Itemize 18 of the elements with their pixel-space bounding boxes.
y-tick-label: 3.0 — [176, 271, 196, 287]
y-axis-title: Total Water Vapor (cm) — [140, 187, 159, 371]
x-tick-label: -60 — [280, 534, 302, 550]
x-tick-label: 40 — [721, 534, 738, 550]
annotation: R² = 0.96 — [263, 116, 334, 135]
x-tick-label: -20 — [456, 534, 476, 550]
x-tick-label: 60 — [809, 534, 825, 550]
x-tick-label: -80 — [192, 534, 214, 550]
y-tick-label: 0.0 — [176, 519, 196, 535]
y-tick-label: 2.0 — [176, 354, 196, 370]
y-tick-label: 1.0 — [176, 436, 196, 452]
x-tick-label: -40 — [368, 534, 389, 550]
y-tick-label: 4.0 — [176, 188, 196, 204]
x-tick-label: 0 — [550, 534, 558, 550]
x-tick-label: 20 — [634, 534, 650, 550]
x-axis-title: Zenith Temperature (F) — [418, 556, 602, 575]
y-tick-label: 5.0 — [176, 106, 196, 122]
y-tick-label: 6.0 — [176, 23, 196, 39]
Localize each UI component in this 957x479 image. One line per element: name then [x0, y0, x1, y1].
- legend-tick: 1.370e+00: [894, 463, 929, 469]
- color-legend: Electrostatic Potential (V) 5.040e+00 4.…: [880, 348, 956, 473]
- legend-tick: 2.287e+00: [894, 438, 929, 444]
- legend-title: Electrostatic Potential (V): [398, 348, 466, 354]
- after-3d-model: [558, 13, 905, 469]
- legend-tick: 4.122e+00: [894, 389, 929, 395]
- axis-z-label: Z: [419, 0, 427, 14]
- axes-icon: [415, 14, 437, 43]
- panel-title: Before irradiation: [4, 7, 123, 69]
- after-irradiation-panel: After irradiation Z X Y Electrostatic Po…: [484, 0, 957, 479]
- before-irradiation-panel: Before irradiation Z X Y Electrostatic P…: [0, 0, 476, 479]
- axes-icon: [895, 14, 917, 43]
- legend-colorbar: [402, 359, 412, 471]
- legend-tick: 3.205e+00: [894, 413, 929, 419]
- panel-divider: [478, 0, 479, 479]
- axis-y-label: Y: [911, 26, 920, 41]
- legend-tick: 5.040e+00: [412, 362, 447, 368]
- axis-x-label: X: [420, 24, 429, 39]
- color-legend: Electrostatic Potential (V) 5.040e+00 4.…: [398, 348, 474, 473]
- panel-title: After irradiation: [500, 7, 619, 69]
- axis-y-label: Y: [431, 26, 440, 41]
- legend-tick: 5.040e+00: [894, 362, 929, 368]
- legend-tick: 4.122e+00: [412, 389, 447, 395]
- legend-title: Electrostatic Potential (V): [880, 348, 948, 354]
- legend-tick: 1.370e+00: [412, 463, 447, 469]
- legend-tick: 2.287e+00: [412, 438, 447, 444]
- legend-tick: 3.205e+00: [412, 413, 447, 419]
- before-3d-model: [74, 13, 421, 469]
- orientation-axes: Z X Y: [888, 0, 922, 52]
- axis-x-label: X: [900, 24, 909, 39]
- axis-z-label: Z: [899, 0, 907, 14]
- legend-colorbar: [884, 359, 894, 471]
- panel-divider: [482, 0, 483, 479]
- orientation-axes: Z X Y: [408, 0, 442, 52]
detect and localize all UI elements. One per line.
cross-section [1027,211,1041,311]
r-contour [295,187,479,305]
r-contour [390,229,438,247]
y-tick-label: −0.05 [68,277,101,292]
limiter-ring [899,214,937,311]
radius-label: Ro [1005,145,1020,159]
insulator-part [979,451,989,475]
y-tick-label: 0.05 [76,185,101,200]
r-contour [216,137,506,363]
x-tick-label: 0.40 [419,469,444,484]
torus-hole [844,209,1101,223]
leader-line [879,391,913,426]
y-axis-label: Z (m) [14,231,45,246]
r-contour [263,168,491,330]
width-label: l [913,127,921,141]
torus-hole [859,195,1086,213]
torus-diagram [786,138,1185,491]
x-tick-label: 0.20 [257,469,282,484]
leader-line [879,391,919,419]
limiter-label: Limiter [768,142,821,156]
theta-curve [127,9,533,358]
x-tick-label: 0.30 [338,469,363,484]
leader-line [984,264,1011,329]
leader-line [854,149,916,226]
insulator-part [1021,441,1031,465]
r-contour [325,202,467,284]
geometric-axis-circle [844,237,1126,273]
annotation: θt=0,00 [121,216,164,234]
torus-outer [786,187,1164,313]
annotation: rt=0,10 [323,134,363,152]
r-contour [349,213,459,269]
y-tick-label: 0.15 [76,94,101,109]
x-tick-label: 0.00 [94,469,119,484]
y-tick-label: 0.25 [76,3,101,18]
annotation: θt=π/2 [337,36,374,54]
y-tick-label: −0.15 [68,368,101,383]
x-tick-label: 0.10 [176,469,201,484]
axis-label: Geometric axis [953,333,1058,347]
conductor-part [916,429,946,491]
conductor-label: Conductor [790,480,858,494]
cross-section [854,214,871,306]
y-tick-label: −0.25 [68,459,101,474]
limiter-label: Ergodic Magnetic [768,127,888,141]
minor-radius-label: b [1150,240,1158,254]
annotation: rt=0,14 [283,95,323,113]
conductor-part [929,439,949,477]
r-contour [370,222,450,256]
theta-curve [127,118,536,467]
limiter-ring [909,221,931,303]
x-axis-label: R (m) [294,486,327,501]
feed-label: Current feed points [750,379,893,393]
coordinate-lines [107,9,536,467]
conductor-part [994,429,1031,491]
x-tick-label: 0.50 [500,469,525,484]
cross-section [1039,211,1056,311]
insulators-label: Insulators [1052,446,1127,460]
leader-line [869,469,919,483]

------------------------------------------------------------

WHAT YOU NEED TO DO → Rewrite the items above, replacing every "legend-tick" with "colorbar-tick" and leaving everything else unchanged.

CORRECT ANSWER →
Itemize 18 of the elements with their pixel-space bounding boxes.
y-tick-label: 3.0 — [176, 271, 196, 287]
y-axis-title: Total Water Vapor (cm) — [140, 187, 159, 371]
x-tick-label: -60 — [280, 534, 302, 550]
x-tick-label: 40 — [721, 534, 738, 550]
annotation: R² = 0.96 — [263, 116, 334, 135]
x-tick-label: -20 — [456, 534, 476, 550]
x-tick-label: 60 — [809, 534, 825, 550]
x-tick-label: -80 — [192, 534, 214, 550]
y-tick-label: 0.0 — [176, 519, 196, 535]
y-tick-label: 2.0 — [176, 354, 196, 370]
y-tick-label: 1.0 — [176, 436, 196, 452]
x-tick-label: -40 — [368, 534, 389, 550]
y-tick-label: 4.0 — [176, 188, 196, 204]
x-tick-label: 0 — [550, 534, 558, 550]
x-tick-label: 20 — [634, 534, 650, 550]
x-axis-title: Zenith Temperature (F) — [418, 556, 602, 575]
y-tick-label: 5.0 — [176, 106, 196, 122]
y-tick-label: 6.0 — [176, 23, 196, 39]
Localize each UI component in this 957x479 image. One line per element: name then [x0, y0, x1, y1].
- colorbar-tick: 1.370e+00: [894, 463, 929, 469]
- color-legend: Electrostatic Potential (V) 5.040e+00 4.…: [880, 348, 956, 473]
- colorbar-tick: 2.287e+00: [894, 438, 929, 444]
- legend-title: Electrostatic Potential (V): [398, 348, 466, 354]
- after-3d-model: [558, 13, 905, 469]
- colorbar-tick: 4.122e+00: [894, 389, 929, 395]
- axis-z-label: Z: [419, 0, 427, 14]
- axes-icon: [415, 14, 437, 43]
- panel-title: Before irradiation: [4, 7, 123, 69]
- after-irradiation-panel: After irradiation Z X Y Electrostatic Po…: [484, 0, 957, 479]
- before-irradiation-panel: Before irradiation Z X Y Electrostatic P…: [0, 0, 476, 479]
- axes-icon: [895, 14, 917, 43]
- legend-colorbar: [402, 359, 412, 471]
- colorbar-tick: 3.205e+00: [894, 413, 929, 419]
- panel-divider: [478, 0, 479, 479]
- axis-y-label: Y: [911, 26, 920, 41]
- colorbar-tick: 5.040e+00: [412, 362, 447, 368]
- axis-x-label: X: [420, 24, 429, 39]
- color-legend: Electrostatic Potential (V) 5.040e+00 4.…: [398, 348, 474, 473]
- panel-title: After irradiation: [500, 7, 619, 69]
- axis-y-label: Y: [431, 26, 440, 41]
- colorbar-tick: 5.040e+00: [894, 362, 929, 368]
- colorbar-tick: 4.122e+00: [412, 389, 447, 395]
- legend-title: Electrostatic Potential (V): [880, 348, 948, 354]
- colorbar-tick: 1.370e+00: [412, 463, 447, 469]
- colorbar-tick: 2.287e+00: [412, 438, 447, 444]
- colorbar-tick: 3.205e+00: [412, 413, 447, 419]
- before-3d-model: [74, 13, 421, 469]
- orientation-axes: Z X Y: [888, 0, 922, 52]
- axis-x-label: X: [900, 24, 909, 39]
- axis-z-label: Z: [899, 0, 907, 14]
- legend-colorbar: [884, 359, 894, 471]
- panel-divider: [482, 0, 483, 479]
- orientation-axes: Z X Y: [408, 0, 442, 52]
detect and localize all UI elements. One per line.
cross-section [1027,211,1041,311]
r-contour [295,187,479,305]
r-contour [390,229,438,247]
y-tick-label: −0.05 [68,277,101,292]
limiter-ring [899,214,937,311]
radius-label: Ro [1005,145,1020,159]
insulator-part [979,451,989,475]
y-tick-label: 0.05 [76,185,101,200]
r-contour [216,137,506,363]
x-tick-label: 0.40 [419,469,444,484]
torus-hole [844,209,1101,223]
leader-line [879,391,913,426]
y-axis-label: Z (m) [14,231,45,246]
r-contour [263,168,491,330]
width-label: l [913,127,921,141]
torus-hole [859,195,1086,213]
torus-diagram [786,138,1185,491]
x-tick-label: 0.20 [257,469,282,484]
leader-line [879,391,919,419]
limiter-label: Limiter [768,142,821,156]
theta-curve [127,9,533,358]
x-tick-label: 0.30 [338,469,363,484]
leader-line [984,264,1011,329]
leader-line [854,149,916,226]
insulator-part [1021,441,1031,465]
r-contour [325,202,467,284]
geometric-axis-circle [844,237,1126,273]
annotation: θt=0,00 [121,216,164,234]
torus-outer [786,187,1164,313]
annotation: rt=0,10 [323,134,363,152]
r-contour [349,213,459,269]
y-tick-label: 0.15 [76,94,101,109]
x-tick-label: 0.00 [94,469,119,484]
y-tick-label: 0.25 [76,3,101,18]
annotation: θt=π/2 [337,36,374,54]
y-tick-label: −0.15 [68,368,101,383]
x-tick-label: 0.10 [176,469,201,484]
axis-label: Geometric axis [953,333,1058,347]
conductor-part [916,429,946,491]
conductor-label: Conductor [790,480,858,494]
cross-section [854,214,871,306]
y-tick-label: −0.25 [68,459,101,474]
limiter-label: Ergodic Magnetic [768,127,888,141]
minor-radius-label: b [1150,240,1158,254]
annotation: rt=0,14 [283,95,323,113]
conductor-part [929,439,949,477]
r-contour [370,222,450,256]
theta-curve [127,118,536,467]
limiter-ring [909,221,931,303]
x-axis-label: R (m) [294,486,327,501]
feed-label: Current feed points [750,379,893,393]
coordinate-lines [107,9,536,467]
conductor-part [994,429,1031,491]
x-tick-label: 0.50 [500,469,525,484]
cross-section [1039,211,1056,311]
insulators-label: Insulators [1052,446,1127,460]
leader-line [869,469,919,483]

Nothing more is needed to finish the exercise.